:: Data supplied ::

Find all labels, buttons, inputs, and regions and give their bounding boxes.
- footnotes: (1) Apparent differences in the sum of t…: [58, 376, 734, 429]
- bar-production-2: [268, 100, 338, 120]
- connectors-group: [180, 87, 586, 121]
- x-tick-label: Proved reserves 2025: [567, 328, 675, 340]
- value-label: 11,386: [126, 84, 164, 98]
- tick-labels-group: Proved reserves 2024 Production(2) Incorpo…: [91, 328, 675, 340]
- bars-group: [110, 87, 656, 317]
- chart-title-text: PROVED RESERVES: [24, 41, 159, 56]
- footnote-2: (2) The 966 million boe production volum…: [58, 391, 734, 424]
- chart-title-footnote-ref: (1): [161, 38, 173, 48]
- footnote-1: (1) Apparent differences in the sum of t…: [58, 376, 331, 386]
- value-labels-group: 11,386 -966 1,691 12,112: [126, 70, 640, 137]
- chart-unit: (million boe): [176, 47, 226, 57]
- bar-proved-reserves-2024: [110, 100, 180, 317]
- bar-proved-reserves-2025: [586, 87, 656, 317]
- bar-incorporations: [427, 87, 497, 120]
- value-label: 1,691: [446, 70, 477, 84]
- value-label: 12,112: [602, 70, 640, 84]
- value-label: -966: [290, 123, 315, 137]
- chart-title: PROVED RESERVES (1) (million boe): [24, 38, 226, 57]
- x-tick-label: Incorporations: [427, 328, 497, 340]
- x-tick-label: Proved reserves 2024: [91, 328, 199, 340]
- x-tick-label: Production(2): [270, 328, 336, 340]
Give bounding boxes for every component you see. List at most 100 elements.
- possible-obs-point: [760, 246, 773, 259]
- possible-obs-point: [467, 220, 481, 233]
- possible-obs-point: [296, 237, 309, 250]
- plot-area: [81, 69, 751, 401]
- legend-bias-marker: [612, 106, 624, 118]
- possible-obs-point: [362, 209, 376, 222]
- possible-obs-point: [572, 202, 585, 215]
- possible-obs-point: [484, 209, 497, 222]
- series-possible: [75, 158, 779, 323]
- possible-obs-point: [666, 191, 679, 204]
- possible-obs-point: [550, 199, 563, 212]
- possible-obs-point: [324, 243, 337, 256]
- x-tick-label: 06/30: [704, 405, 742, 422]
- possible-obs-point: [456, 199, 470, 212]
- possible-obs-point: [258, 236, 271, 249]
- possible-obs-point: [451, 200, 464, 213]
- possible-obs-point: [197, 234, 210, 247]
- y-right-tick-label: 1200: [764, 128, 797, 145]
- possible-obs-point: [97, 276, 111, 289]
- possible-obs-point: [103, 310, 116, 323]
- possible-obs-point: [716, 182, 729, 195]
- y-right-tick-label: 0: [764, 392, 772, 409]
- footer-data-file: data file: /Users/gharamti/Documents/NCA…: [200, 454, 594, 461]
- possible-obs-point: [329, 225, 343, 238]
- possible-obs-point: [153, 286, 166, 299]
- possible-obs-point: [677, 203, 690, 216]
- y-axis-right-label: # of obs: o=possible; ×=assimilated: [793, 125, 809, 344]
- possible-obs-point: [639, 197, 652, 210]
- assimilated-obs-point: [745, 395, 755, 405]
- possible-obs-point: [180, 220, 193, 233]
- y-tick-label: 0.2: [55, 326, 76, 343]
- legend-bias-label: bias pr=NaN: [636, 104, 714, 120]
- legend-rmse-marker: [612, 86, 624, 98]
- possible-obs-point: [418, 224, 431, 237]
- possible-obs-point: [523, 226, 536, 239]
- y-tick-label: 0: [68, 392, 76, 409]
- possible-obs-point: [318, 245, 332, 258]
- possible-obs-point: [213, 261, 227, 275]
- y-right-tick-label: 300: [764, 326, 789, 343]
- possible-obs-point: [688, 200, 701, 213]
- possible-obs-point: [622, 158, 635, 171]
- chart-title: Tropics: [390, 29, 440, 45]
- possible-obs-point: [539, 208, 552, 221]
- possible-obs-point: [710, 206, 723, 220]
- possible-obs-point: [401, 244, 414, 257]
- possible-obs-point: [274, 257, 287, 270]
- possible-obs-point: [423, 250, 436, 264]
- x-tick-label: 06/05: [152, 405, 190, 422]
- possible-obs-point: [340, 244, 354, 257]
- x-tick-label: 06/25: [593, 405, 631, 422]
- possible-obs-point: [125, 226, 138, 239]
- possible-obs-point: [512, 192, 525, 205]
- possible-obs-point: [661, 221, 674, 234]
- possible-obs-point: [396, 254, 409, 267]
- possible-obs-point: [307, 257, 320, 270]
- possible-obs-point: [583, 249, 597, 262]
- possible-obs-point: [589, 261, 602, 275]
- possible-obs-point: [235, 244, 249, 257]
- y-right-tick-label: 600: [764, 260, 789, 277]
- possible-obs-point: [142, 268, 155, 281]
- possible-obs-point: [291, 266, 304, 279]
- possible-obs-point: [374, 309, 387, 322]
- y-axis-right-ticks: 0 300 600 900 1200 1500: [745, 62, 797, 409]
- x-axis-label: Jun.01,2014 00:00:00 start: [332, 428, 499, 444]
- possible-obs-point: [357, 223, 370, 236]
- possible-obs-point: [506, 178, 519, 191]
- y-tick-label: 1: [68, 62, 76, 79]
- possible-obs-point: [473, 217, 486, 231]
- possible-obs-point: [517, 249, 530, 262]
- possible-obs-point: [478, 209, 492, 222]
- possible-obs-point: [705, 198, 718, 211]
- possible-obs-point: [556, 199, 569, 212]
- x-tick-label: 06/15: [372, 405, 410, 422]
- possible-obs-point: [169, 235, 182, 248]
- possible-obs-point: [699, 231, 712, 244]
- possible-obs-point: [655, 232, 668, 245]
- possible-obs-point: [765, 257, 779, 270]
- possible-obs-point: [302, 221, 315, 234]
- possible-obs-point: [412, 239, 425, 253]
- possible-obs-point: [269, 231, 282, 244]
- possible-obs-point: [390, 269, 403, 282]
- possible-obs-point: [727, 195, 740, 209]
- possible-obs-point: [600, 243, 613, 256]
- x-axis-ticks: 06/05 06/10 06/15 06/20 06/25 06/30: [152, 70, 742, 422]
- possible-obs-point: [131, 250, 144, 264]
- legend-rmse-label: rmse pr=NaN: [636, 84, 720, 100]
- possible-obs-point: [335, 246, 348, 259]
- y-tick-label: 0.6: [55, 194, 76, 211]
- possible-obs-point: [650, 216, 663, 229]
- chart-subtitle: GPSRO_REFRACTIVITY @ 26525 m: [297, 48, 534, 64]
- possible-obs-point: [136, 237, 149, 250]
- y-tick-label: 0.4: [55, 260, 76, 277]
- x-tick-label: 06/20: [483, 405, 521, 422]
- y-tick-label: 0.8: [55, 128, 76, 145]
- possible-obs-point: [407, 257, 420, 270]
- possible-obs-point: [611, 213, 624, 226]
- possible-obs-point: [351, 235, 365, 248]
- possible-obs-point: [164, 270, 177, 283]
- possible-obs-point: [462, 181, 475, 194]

:::

- Task instructions: Please copy out all of these lines again, swapping every "possible-obs-point" for "observation-point" and leaving everything else unchanged.

- Solution to the exercise:
Find all labels, buttons, inputs, and regions and give their bounding boxes.
- footnotes: (1) Apparent differences in the sum of t…: [58, 376, 734, 429]
- bar-production-2: [268, 100, 338, 120]
- connectors-group: [180, 87, 586, 121]
- x-tick-label: Proved reserves 2025: [567, 328, 675, 340]
- value-label: 11,386: [126, 84, 164, 98]
- tick-labels-group: Proved reserves 2024 Production(2) Incorpo…: [91, 328, 675, 340]
- bars-group: [110, 87, 656, 317]
- chart-title-text: PROVED RESERVES: [24, 41, 159, 56]
- footnote-2: (2) The 966 million boe production volum…: [58, 391, 734, 424]
- chart-title-footnote-ref: (1): [161, 38, 173, 48]
- footnote-1: (1) Apparent differences in the sum of t…: [58, 376, 331, 386]
- value-labels-group: 11,386 -966 1,691 12,112: [126, 70, 640, 137]
- chart-unit: (million boe): [176, 47, 226, 57]
- bar-proved-reserves-2024: [110, 100, 180, 317]
- bar-proved-reserves-2025: [586, 87, 656, 317]
- bar-incorporations: [427, 87, 497, 120]
- value-label: 1,691: [446, 70, 477, 84]
- value-label: 12,112: [602, 70, 640, 84]
- value-label: -966: [290, 123, 315, 137]
- chart-title: PROVED RESERVES (1) (million boe): [24, 38, 226, 57]
- x-tick-label: Incorporations: [427, 328, 497, 340]
- x-tick-label: Proved reserves 2024: [91, 328, 199, 340]
- x-tick-label: Production(2): [270, 328, 336, 340]
Give bounding boxes for every component you see. List at most 100 elements.
- observation-point: [760, 246, 773, 259]
- observation-point: [467, 220, 481, 233]
- observation-point: [296, 237, 309, 250]
- plot-area: [81, 69, 751, 401]
- legend-bias-marker: [612, 106, 624, 118]
- observation-point: [362, 209, 376, 222]
- observation-point: [572, 202, 585, 215]
- observation-point: [484, 209, 497, 222]
- series-possible: [75, 158, 779, 323]
- observation-point: [666, 191, 679, 204]
- observation-point: [550, 199, 563, 212]
- observation-point: [324, 243, 337, 256]
- x-tick-label: 06/30: [704, 405, 742, 422]
- observation-point: [456, 199, 470, 212]
- observation-point: [258, 236, 271, 249]
- observation-point: [451, 200, 464, 213]
- observation-point: [197, 234, 210, 247]
- y-right-tick-label: 1200: [764, 128, 797, 145]
- observation-point: [97, 276, 111, 289]
- observation-point: [103, 310, 116, 323]
- observation-point: [716, 182, 729, 195]
- y-right-tick-label: 0: [764, 392, 772, 409]
- footer-data-file: data file: /Users/gharamti/Documents/NCA…: [200, 454, 594, 461]
- observation-point: [329, 225, 343, 238]
- observation-point: [153, 286, 166, 299]
- observation-point: [677, 203, 690, 216]
- y-axis-right-label: # of obs: o=possible; ×=assimilated: [793, 125, 809, 344]
- observation-point: [639, 197, 652, 210]
- assimilated-obs-point: [745, 395, 755, 405]
- observation-point: [180, 220, 193, 233]
- y-tick-label: 0.2: [55, 326, 76, 343]
- legend-bias-label: bias pr=NaN: [636, 104, 714, 120]
- legend-rmse-marker: [612, 86, 624, 98]
- observation-point: [418, 224, 431, 237]
- observation-point: [523, 226, 536, 239]
- y-tick-label: 0: [68, 392, 76, 409]
- observation-point: [318, 245, 332, 258]
- observation-point: [213, 261, 227, 275]
- y-right-tick-label: 300: [764, 326, 789, 343]
- observation-point: [688, 200, 701, 213]
- observation-point: [622, 158, 635, 171]
- chart-title: Tropics: [390, 29, 440, 45]
- observation-point: [539, 208, 552, 221]
- observation-point: [710, 206, 723, 220]
- observation-point: [401, 244, 414, 257]
- observation-point: [274, 257, 287, 270]
- observation-point: [423, 250, 436, 264]
- x-tick-label: 06/05: [152, 405, 190, 422]
- observation-point: [340, 244, 354, 257]
- x-tick-label: 06/25: [593, 405, 631, 422]
- observation-point: [125, 226, 138, 239]
- observation-point: [512, 192, 525, 205]
- observation-point: [661, 221, 674, 234]
- observation-point: [396, 254, 409, 267]
- observation-point: [307, 257, 320, 270]
- observation-point: [583, 249, 597, 262]
- observation-point: [589, 261, 602, 275]
- observation-point: [235, 244, 249, 257]
- y-right-tick-label: 600: [764, 260, 789, 277]
- observation-point: [142, 268, 155, 281]
- observation-point: [291, 266, 304, 279]
- observation-point: [374, 309, 387, 322]
- y-axis-right-ticks: 0 300 600 900 1200 1500: [745, 62, 797, 409]
- x-axis-label: Jun.01,2014 00:00:00 start: [332, 428, 499, 444]
- observation-point: [357, 223, 370, 236]
- observation-point: [506, 178, 519, 191]
- y-tick-label: 1: [68, 62, 76, 79]
- observation-point: [473, 217, 486, 231]
- observation-point: [517, 249, 530, 262]
- observation-point: [478, 209, 492, 222]
- observation-point: [705, 198, 718, 211]
- observation-point: [556, 199, 569, 212]
- x-tick-label: 06/15: [372, 405, 410, 422]
- observation-point: [169, 235, 182, 248]
- observation-point: [699, 231, 712, 244]
- observation-point: [655, 232, 668, 245]
- observation-point: [765, 257, 779, 270]
- observation-point: [302, 221, 315, 234]
- observation-point: [412, 239, 425, 253]
- observation-point: [269, 231, 282, 244]
- observation-point: [390, 269, 403, 282]
- observation-point: [727, 195, 740, 209]
- observation-point: [600, 243, 613, 256]
- x-axis-ticks: 06/05 06/10 06/15 06/20 06/25 06/30: [152, 70, 742, 422]
- observation-point: [131, 250, 144, 264]
- legend-rmse-label: rmse pr=NaN: [636, 84, 720, 100]
- observation-point: [335, 246, 348, 259]
- y-tick-label: 0.6: [55, 194, 76, 211]
- observation-point: [650, 216, 663, 229]
- chart-subtitle: GPSRO_REFRACTIVITY @ 26525 m: [297, 48, 534, 64]
- observation-point: [136, 237, 149, 250]
- y-tick-label: 0.4: [55, 260, 76, 277]
- x-tick-label: 06/20: [483, 405, 521, 422]
- y-tick-label: 0.8: [55, 128, 76, 145]
- observation-point: [407, 257, 420, 270]
- observation-point: [611, 213, 624, 226]
- observation-point: [351, 235, 365, 248]
- observation-point: [164, 270, 177, 283]
- observation-point: [462, 181, 475, 194]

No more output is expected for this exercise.